From the listing below, pull out all lines with "beni" in them.
───── Stored rows ─────
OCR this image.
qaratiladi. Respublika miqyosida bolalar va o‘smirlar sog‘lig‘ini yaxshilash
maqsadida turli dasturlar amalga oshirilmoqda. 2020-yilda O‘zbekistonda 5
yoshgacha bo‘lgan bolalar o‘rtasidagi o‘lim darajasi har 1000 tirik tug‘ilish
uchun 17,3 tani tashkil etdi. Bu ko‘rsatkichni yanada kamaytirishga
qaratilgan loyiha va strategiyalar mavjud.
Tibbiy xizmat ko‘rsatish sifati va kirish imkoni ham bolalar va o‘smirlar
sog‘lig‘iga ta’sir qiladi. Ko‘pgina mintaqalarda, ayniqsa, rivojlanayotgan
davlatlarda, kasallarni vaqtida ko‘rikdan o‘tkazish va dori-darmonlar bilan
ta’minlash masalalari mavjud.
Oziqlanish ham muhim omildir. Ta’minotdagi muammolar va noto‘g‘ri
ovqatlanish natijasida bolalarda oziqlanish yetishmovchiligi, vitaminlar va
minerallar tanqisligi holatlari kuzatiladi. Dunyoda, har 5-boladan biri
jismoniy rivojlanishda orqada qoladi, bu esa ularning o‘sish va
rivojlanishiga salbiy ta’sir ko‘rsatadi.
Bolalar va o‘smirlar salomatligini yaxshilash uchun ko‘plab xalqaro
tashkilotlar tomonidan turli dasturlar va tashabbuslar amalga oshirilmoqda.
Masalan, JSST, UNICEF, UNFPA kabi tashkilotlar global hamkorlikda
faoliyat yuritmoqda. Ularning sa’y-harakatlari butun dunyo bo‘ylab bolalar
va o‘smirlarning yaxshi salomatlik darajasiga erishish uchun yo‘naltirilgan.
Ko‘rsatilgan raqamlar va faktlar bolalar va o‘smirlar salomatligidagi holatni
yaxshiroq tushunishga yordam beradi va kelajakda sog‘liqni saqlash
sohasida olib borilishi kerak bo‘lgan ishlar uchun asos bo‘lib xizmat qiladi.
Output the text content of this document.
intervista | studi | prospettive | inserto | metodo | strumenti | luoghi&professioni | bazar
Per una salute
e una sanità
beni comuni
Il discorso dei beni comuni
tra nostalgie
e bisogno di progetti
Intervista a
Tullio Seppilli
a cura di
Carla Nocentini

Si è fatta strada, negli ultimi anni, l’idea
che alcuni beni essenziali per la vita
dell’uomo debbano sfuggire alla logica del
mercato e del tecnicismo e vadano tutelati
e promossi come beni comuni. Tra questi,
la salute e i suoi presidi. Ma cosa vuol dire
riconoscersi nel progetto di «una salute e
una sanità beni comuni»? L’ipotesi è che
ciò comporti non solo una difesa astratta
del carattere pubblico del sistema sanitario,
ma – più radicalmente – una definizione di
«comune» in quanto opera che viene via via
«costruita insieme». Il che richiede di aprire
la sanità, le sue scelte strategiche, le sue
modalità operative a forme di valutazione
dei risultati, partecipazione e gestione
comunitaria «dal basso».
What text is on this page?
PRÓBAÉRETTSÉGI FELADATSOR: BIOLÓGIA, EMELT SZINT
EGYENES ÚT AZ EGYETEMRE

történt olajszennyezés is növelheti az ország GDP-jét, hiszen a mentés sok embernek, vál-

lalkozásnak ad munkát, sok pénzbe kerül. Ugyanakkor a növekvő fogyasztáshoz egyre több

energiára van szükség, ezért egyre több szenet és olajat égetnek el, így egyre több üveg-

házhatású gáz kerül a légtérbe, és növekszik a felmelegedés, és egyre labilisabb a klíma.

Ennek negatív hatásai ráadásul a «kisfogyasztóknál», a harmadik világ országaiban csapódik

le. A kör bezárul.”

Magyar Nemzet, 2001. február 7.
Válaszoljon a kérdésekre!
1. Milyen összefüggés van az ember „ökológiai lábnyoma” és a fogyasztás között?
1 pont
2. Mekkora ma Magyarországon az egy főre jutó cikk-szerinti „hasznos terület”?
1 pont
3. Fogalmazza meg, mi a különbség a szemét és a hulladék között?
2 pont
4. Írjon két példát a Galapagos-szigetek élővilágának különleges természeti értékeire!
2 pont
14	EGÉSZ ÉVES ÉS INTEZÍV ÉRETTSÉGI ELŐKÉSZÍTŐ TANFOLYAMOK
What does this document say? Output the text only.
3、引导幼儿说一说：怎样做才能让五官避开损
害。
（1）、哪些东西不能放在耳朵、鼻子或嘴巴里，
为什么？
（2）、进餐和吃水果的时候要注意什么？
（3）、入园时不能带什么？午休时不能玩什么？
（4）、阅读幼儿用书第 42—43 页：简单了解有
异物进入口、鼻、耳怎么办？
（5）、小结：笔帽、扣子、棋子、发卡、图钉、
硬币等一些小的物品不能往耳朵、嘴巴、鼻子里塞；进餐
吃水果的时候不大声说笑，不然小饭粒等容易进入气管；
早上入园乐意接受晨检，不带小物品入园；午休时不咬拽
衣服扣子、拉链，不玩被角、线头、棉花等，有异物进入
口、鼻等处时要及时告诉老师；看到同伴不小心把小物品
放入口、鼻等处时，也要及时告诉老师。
─────
#### [Expected answer]
beni comuni
Il discorso dei beni comuni
che alcuni beni essenziali per la vita
e promossi come beni comuni. Tra questi,
una sanità beni comuni»? L’ipotesi è che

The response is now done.